%%

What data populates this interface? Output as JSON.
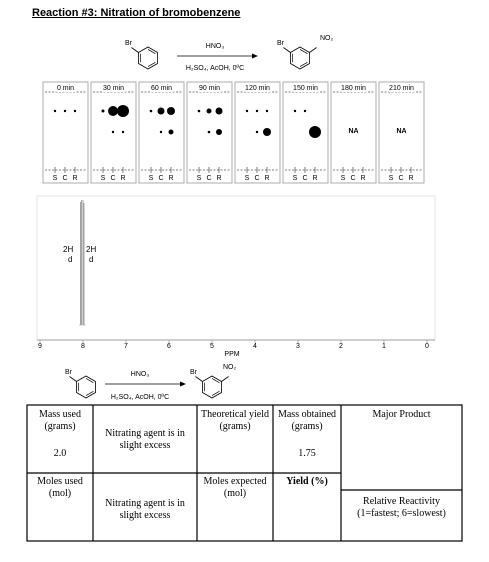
{
  "title": "Reaction #3:  Nitration of bromobenzene",
  "scheme": {
    "reactant_substituent": "Br",
    "reagent_above": "HNO₃",
    "reagent_below": "H₂SO₄, AcOH, 0ºC",
    "product_substituents": [
      "Br",
      "NO₂"
    ]
  },
  "tlc": {
    "plates": [
      {
        "time": "0 min",
        "lanes": [
          "S",
          "C",
          "R"
        ]
      },
      {
        "time": "30 min",
        "lanes": [
          "S",
          "C",
          "R"
        ]
      },
      {
        "time": "60 min",
        "lanes": [
          "S",
          "C",
          "R"
        ]
      },
      {
        "time": "90 min",
        "lanes": [
          "S",
          "C",
          "R"
        ]
      },
      {
        "time": "120 min",
        "lanes": [
          "S",
          "C",
          "R"
        ]
      },
      {
        "time": "150 min",
        "lanes": [
          "S",
          "C",
          "R"
        ]
      },
      {
        "time": "180 min",
        "lanes": [
          "S",
          "C",
          "R"
        ],
        "note": "NA"
      },
      {
        "time": "210 min",
        "lanes": [
          "S",
          "C",
          "R"
        ],
        "note": "NA"
      }
    ]
  },
  "nmr": {
    "peak_labels": [
      {
        "integration": "2H",
        "multiplicity": "d"
      },
      {
        "integration": "2H",
        "multiplicity": "d"
      }
    ],
    "xticks": [
      9,
      8,
      7,
      6,
      5,
      4,
      3,
      2,
      1,
      0
    ],
    "xlabel": "PPM"
  },
  "scheme_2": {
    "reactant_substituent": "Br",
    "reagent_above": "HNO₃",
    "reagent_below": "H₂SO₄, AcOH, 0ºC",
    "product_substituents": [
      "Br",
      "NO₂"
    ]
  },
  "table": {
    "rows": [
      [
        {
          "label": "Mass used (grams)",
          "value": "2.0"
        },
        {
          "label": "Nitrating agent is in slight excess"
        },
        {
          "label": "Theoretical yield (grams)"
        },
        {
          "label": "Mass obtained (grams)",
          "value": "1.75"
        },
        {
          "label": "Major Product"
        }
      ],
      [
        {
          "label": "Moles used (mol)"
        },
        {
          "label": "Nitrating agent is in slight excess"
        },
        {
          "label": "Moles expected (mol)"
        },
        {
          "label": "Yield (%)"
        },
        {
          "label": "Relative Reactivity (1=fastest; 6=slowest)"
        }
      ]
    ]
  }
}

%%

## BRIEF
Your copy should match the entries exactly, minus the pictures.

## WRITTEN SOLUTION
What data populates this interface? Output as JSON.
{
  "title": "Reaction #3:  Nitration of bromobenzene",
  "scheme": {
    "reactant_substituent": "Br",
    "reagent_above": "HNO₃",
    "reagent_below": "H₂SO₄, AcOH, 0ºC",
    "product_substituents": [
      "Br",
      "NO₂"
    ]
  },
  "tlc": {
    "plates": [
      {
        "time": "0 min",
        "lanes": [
          "S",
          "C",
          "R"
        ]
      },
      {
        "time": "30 min",
        "lanes": [
          "S",
          "C",
          "R"
        ]
      },
      {
        "time": "60 min",
        "lanes": [
          "S",
          "C",
          "R"
        ]
      },
      {
        "time": "90 min",
        "lanes": [
          "S",
          "C",
          "R"
        ]
      },
      {
        "time": "120 min",
        "lanes": [
          "S",
          "C",
          "R"
        ]
      },
      {
        "time": "150 min",
        "lanes": [
          "S",
          "C",
          "R"
        ]
      },
      {
        "time": "180 min",
        "lanes": [
          "S",
          "C",
          "R"
        ],
        "note": "NA"
      },
      {
        "time": "210 min",
        "lanes": [
          "S",
          "C",
          "R"
        ],
        "note": "NA"
      }
    ]
  },
  "nmr": {
    "peak_labels": [
      {
        "integration": "2H",
        "multiplicity": "d"
      },
      {
        "integration": "2H",
        "multiplicity": "d"
      }
    ],
    "xticks": [
      9,
      8,
      7,
      6,
      5,
      4,
      3,
      2,
      1,
      0
    ],
    "xlabel": "PPM"
  },
  "scheme_2": {
    "reactant_substituent": "Br",
    "reagent_above": "HNO₃",
    "reagent_below": "H₂SO₄, AcOH, 0ºC",
    "product_substituents": [
      "Br",
      "NO₂"
    ]
  },
  "table": {
    "rows": [
      [
        {
          "label": "Mass used (grams)",
          "value": "2.0"
        },
        {
          "label": "Nitrating agent is in slight excess"
        },
        {
          "label": "Theoretical yield (grams)"
        },
        {
          "label": "Mass obtained (grams)",
          "value": "1.75"
        },
        {
          "label": "Major Product"
        }
      ],
      [
        {
          "label": "Moles used (mol)"
        },
        {
          "label": "Nitrating agent is in slight excess"
        },
        {
          "label": "Moles expected (mol)"
        },
        {
          "label": "Yield (%)"
        },
        {
          "label": "Relative Reactivity (1=fastest; 6=slowest)"
        }
      ]
    ]
  }
}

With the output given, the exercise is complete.